Exercise directions => Search the listing below for the word "Canada" and copy each line that holds it.

Records to process =>
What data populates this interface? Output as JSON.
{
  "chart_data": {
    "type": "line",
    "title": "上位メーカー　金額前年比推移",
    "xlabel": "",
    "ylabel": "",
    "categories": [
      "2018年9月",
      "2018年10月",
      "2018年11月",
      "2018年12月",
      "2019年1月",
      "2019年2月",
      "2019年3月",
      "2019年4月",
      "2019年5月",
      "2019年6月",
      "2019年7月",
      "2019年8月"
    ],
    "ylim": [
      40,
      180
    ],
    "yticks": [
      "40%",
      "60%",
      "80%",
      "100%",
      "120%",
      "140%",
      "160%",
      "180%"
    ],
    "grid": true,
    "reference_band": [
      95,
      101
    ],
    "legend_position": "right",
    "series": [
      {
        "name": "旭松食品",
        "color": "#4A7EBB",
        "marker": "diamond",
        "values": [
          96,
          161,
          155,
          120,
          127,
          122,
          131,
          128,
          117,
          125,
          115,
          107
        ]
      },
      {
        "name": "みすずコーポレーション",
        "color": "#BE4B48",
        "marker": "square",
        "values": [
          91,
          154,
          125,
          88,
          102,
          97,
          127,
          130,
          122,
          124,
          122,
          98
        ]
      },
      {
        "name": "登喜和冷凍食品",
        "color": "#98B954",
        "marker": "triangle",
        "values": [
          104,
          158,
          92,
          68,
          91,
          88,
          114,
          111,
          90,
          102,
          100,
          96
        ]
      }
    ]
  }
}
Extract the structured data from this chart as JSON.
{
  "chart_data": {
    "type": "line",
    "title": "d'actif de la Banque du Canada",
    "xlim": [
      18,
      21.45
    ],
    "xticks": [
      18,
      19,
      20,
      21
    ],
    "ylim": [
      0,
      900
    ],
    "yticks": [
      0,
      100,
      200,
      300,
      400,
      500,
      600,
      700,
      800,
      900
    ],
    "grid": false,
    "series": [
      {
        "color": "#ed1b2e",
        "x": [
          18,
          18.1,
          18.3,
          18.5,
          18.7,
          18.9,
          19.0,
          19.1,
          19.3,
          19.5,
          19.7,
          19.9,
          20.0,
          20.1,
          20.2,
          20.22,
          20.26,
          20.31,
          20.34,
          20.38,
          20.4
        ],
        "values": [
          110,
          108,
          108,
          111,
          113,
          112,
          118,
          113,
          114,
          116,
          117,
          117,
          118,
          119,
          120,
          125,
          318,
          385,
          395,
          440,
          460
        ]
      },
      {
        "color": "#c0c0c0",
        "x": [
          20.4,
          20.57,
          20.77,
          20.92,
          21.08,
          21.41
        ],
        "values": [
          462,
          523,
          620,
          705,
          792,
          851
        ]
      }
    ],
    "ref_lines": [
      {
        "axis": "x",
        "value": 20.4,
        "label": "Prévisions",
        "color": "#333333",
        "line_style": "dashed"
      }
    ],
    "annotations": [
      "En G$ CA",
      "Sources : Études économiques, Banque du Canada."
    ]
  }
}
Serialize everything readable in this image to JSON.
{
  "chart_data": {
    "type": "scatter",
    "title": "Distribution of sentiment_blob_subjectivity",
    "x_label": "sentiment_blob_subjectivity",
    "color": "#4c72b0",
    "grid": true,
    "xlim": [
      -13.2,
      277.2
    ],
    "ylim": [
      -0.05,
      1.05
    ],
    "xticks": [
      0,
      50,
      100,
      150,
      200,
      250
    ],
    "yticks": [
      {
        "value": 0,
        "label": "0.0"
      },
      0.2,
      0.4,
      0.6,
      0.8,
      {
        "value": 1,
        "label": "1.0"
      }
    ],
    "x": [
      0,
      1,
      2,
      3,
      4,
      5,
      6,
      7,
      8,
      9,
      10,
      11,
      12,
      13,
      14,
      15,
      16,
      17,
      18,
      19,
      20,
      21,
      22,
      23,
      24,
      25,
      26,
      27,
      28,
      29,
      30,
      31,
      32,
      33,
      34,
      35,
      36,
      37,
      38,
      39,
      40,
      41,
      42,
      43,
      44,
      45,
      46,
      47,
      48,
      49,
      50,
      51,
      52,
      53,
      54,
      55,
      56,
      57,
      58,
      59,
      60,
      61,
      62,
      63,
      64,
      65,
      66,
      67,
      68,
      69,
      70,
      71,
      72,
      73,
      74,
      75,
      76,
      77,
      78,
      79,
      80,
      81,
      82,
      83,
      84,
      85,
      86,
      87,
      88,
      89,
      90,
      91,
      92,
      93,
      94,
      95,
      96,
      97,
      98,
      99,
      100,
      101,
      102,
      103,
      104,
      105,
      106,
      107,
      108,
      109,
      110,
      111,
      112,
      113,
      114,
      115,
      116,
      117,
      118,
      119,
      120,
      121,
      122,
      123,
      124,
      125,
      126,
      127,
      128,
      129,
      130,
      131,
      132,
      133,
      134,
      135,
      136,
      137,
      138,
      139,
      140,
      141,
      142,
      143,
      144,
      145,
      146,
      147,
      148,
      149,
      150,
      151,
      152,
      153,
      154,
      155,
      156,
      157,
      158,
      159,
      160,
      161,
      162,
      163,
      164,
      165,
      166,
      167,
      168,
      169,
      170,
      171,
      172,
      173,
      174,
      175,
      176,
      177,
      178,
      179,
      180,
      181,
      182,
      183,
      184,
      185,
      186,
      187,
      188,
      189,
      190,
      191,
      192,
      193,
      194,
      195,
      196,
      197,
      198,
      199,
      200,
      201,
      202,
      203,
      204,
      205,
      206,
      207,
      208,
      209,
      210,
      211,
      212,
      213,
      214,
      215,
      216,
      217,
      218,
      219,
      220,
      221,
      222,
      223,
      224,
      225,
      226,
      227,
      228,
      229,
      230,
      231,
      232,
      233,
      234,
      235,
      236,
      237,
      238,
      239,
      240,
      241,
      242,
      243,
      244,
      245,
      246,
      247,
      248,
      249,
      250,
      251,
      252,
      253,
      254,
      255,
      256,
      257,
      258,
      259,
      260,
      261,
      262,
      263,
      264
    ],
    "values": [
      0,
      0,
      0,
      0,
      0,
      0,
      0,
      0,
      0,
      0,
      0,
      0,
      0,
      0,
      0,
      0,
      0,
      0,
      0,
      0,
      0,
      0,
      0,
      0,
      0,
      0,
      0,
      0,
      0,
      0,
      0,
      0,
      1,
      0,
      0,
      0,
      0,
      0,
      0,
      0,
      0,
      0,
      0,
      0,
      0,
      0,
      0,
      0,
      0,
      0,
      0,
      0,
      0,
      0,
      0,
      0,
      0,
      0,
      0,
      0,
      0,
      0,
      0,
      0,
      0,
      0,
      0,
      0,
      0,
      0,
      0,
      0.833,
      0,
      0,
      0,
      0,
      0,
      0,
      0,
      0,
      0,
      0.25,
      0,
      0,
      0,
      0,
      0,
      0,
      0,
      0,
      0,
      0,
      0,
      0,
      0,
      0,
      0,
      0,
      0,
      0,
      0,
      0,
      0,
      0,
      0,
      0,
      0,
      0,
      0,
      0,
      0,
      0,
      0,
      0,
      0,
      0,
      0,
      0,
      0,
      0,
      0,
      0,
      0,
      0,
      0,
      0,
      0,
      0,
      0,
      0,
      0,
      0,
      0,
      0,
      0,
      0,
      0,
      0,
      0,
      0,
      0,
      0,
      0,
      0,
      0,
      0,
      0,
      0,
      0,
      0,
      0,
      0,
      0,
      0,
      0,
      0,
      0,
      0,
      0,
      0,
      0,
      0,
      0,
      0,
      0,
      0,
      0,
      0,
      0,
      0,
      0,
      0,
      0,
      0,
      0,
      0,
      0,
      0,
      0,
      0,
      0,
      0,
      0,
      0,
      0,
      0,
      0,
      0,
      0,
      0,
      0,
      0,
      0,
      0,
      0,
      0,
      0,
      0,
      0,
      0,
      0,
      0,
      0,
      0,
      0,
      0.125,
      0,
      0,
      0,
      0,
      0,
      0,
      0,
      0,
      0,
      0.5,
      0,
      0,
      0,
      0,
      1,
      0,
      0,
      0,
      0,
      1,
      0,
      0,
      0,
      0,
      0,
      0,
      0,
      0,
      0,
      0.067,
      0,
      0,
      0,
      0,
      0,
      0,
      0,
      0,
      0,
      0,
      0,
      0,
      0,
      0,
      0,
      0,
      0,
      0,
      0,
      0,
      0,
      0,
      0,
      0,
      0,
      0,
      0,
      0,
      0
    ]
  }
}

Written answer =>
    "title": "d'actif de la Banque du Canada",
      "Sources : Études économiques, Banque du Canada."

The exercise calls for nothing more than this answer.